» Requirements
Extract each line of the data below exactly as written.

» Data extract
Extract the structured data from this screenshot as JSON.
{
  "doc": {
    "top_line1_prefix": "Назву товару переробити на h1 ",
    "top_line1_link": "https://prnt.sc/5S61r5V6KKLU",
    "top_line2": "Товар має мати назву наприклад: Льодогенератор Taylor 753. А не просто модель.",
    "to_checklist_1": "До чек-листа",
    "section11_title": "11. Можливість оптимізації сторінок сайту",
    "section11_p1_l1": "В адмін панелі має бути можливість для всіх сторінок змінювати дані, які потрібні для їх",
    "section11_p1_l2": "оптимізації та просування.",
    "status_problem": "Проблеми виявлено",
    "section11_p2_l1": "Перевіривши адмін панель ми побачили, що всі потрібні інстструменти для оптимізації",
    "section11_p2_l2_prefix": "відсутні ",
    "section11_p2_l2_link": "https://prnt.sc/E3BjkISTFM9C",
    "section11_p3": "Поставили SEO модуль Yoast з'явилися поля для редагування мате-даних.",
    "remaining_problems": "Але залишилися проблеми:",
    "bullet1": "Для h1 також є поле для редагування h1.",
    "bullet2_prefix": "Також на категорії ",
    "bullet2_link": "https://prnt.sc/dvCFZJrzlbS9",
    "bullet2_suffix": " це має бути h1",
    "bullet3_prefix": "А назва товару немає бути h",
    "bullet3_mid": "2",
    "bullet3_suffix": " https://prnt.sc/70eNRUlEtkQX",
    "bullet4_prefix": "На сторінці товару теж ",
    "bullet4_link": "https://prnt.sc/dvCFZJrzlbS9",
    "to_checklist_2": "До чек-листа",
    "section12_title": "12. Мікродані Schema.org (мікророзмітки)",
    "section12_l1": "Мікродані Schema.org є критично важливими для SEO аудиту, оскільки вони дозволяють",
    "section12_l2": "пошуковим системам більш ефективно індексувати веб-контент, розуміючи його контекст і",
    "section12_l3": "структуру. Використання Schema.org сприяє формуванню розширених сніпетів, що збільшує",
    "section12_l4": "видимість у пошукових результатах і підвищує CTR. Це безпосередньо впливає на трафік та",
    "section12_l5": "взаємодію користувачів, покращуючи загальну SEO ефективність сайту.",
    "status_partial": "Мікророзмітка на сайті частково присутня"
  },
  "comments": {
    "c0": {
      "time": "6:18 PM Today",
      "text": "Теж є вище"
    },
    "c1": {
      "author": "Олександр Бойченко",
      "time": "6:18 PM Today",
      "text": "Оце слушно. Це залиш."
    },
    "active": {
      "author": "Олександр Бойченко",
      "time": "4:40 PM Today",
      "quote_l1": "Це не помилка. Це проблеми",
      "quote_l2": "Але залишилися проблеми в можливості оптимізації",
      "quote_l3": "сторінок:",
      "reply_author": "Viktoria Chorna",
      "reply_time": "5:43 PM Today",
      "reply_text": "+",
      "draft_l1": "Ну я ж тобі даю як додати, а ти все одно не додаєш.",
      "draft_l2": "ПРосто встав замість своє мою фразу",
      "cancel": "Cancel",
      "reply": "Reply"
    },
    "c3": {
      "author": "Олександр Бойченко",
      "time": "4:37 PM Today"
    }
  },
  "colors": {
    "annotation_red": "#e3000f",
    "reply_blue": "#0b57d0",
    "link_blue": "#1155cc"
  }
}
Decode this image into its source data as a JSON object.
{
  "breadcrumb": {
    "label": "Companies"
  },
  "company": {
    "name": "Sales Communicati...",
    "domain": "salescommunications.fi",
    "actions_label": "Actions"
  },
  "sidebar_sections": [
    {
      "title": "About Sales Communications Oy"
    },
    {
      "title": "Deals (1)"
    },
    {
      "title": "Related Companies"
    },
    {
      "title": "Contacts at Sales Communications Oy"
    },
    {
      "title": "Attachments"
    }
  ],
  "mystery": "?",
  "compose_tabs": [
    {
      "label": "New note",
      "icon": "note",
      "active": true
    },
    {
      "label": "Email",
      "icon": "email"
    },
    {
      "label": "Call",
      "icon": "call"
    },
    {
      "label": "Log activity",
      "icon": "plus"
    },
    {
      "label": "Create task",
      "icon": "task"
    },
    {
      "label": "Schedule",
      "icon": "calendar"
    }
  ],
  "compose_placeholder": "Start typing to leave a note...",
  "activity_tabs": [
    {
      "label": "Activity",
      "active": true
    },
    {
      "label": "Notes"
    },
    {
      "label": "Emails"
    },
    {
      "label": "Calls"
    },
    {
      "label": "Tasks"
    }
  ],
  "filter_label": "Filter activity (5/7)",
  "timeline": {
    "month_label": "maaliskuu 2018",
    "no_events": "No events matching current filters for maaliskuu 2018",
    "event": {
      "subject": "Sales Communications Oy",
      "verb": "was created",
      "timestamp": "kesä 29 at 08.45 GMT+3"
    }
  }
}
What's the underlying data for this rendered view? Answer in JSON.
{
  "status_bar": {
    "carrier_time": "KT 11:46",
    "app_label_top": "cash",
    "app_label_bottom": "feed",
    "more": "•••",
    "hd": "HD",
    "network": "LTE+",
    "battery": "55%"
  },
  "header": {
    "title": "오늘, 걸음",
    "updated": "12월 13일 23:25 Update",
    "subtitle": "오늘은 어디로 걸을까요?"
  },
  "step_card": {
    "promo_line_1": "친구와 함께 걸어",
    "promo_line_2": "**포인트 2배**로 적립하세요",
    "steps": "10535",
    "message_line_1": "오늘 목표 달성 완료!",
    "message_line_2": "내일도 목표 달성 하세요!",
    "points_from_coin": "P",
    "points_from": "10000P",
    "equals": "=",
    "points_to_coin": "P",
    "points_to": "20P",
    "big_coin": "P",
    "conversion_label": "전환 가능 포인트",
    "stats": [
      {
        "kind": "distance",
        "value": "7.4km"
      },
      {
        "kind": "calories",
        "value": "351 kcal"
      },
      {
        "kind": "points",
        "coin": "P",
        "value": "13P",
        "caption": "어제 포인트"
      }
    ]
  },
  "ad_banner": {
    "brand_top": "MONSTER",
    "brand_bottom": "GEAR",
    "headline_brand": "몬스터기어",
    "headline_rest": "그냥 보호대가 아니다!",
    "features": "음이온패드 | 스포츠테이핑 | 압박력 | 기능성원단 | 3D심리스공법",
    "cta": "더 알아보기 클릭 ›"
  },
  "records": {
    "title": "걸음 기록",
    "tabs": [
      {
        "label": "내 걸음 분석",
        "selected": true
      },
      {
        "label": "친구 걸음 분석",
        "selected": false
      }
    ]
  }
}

» Answer
Extract the structured data from this screenshot as JSON.
{
  "doc": {
    "top_line1_prefix": "Назву товару переробити на h1 ",
    "top_line1_link": "https://prnt.sc/5S61r5V6KKLU",
    "top_line2": "Товар має мати назву наприклад: Льодогенератор Taylor 753. А не просто модель.",
    "to_checklist_1": "До чек-листа",
    "section11_title": "11. Можливість оптимізації сторінок сайту",
    "section11_p1_l1": "В адмін панелі має бути можливість для всіх сторінок змінювати дані, які потрібні для їх",
    "section11_p1_l2": "оптимізації та просування.",
    "status_problem": "Проблеми виявлено",
    "section11_p2_l1": "Перевіривши адмін панель ми побачили, що всі потрібні інстструменти для оптимізації",
    "section11_p2_l2_prefix": "відсутні ",
    "section11_p2_l2_link": "https://prnt.sc/E3BjkISTFM9C",
    "section11_p3": "Поставили SEO модуль Yoast з'явилися поля для редагування мате-даних.",
    "remaining_problems": "Але залишилися проблеми:",
    "bullet1": "Для h1 також є поле для редагування h1.",
    "bullet2_prefix": "Також на категорії ",
    "bullet2_link": "https://prnt.sc/dvCFZJrzlbS9",
    "bullet2_suffix": " це має бути h1",
    "bullet3_prefix": "А назва товару немає бути h",
    "bullet3_mid": "2",
    "bullet3_suffix": " https://prnt.sc/70eNRUlEtkQX",
    "bullet4_prefix": "На сторінці товару теж ",
    "bullet4_link": "https://prnt.sc/dvCFZJrzlbS9",
    "to_checklist_2": "До чек-листа",
    "section12_title": "12. Мікродані Schema.org (мікророзмітки)",
    "section12_l1": "Мікродані Schema.org є критично важливими для SEO аудиту, оскільки вони дозволяють",
    "section12_l2": "пошуковим системам більш ефективно індексувати веб-контент, розуміючи його контекст і",
    "section12_l3": "структуру. Використання Schema.org сприяє формуванню розширених сніпетів, що збільшує",
    "section12_l4": "видимість у пошукових результатах і підвищує CTR. Це безпосередньо впливає на трафік та",
    "section12_l5": "взаємодію користувачів, покращуючи загальну SEO ефективність сайту.",
    "status_partial": "Мікророзмітка на сайті частково присутня"
  },
  "comments": {
    "c0": {
      "time": "6:18 PM Today",
      "text": "Теж є вище"
    },
    "c1": {
      "author": "Олександр Бойченко",
      "time": "6:18 PM Today",
      "text": "Оце слушно. Це залиш."
    },
    "active": {
      "author": "Олександр Бойченко",
      "time": "4:40 PM Today",
      "quote_l1": "Це не помилка. Це проблеми",
      "quote_l2": "Але залишилися проблеми в можливості оптимізації",
      "quote_l3": "сторінок:",
      "reply_author": "Viktoria Chorna",
      "reply_time": "5:43 PM Today",
      "reply_text": "+",
      "draft_l1": "Ну я ж тобі даю як додати, а ти все одно не додаєш.",
      "draft_l2": "ПРосто встав замість своє мою фразу",
      "cancel": "Cancel",
      "reply": "Reply"
    },
    "c3": {
      "author": "Олександр Бойченко",
      "time": "4:37 PM Today"
    }
  },
  "colors": {
    "annotation_red": "#e3000f",
    "reply_blue": "#0b57d0",
    "link_blue": "#1155cc"
  }
}
Decode this image into its source data as a JSON object.
{
  "breadcrumb": {
    "label": "Companies"
  },
  "company": {
    "name": "Sales Communicati...",
    "domain": "salescommunications.fi",
    "actions_label": "Actions"
  },
  "sidebar_sections": [
    {
      "title": "About Sales Communications Oy"
    },
    {
      "title": "Deals (1)"
    },
    {
      "title": "Related Companies"
    },
    {
      "title": "Contacts at Sales Communications Oy"
    },
    {
      "title": "Attachments"
    }
  ],
  "mystery": "?",
  "compose_tabs": [
    {
      "label": "New note",
      "icon": "note",
      "active": true
    },
    {
      "label": "Email",
      "icon": "email"
    },
    {
      "label": "Call",
      "icon": "call"
    },
    {
      "label": "Log activity",
      "icon": "plus"
    },
    {
      "label": "Create task",
      "icon": "task"
    },
    {
      "label": "Schedule",
      "icon": "calendar"
    }
  ],
  "compose_placeholder": "Start typing to leave a note...",
  "activity_tabs": [
    {
      "label": "Activity",
      "active": true
    },
    {
      "label": "Notes"
    },
    {
      "label": "Emails"
    },
    {
      "label": "Calls"
    },
    {
      "label": "Tasks"
    }
  ],
  "filter_label": "Filter activity (5/7)",
  "timeline": {
    "month_label": "maaliskuu 2018",
    "no_events": "No events matching current filters for maaliskuu 2018",
    "event": {
      "subject": "Sales Communications Oy",
      "verb": "was created",
      "timestamp": "kesä 29 at 08.45 GMT+3"
    }
  }
}
What's the underlying data for this rendered view? Answer in JSON.
{
  "status_bar": {
    "carrier_time": "KT 11:46",
    "app_label_top": "cash",
    "app_label_bottom": "feed",
    "more": "•••",
    "hd": "HD",
    "network": "LTE+",
    "battery": "55%"
  },
  "header": {
    "title": "오늘, 걸음",
    "updated": "12월 13일 23:25 Update",
    "subtitle": "오늘은 어디로 걸을까요?"
  },
  "step_card": {
    "promo_line_1": "친구와 함께 걸어",
    "promo_line_2": "**포인트 2배**로 적립하세요",
    "steps": "10535",
    "message_line_1": "오늘 목표 달성 완료!",
    "message_line_2": "내일도 목표 달성 하세요!",
    "points_from_coin": "P",
    "points_from": "10000P",
    "equals": "=",
    "points_to_coin": "P",
    "points_to": "20P",
    "big_coin": "P",
    "conversion_label": "전환 가능 포인트",
    "stats": [
      {
        "kind": "distance",
        "value": "7.4km"
      },
      {
        "kind": "calories",
        "value": "351 kcal"
      },
      {
        "kind": "points",
        "coin": "P",
        "value": "13P",
        "caption": "어제 포인트"
      }
    ]
  },
  "ad_banner": {
    "brand_top": "MONSTER",
    "brand_bottom": "GEAR",
    "headline_brand": "몬스터기어",
    "headline_rest": "그냥 보호대가 아니다!",
    "features": "음이온패드 | 스포츠테이핑 | 압박력 | 기능성원단 | 3D심리스공법",
    "cta": "더 알아보기 클릭 ›"
  },
  "records": {
    "title": "걸음 기록",
    "tabs": [
      {
        "label": "내 걸음 분석",
        "selected": true
      },
      {
        "label": "친구 걸음 분석",
        "selected": false
      }
    ]
  }
}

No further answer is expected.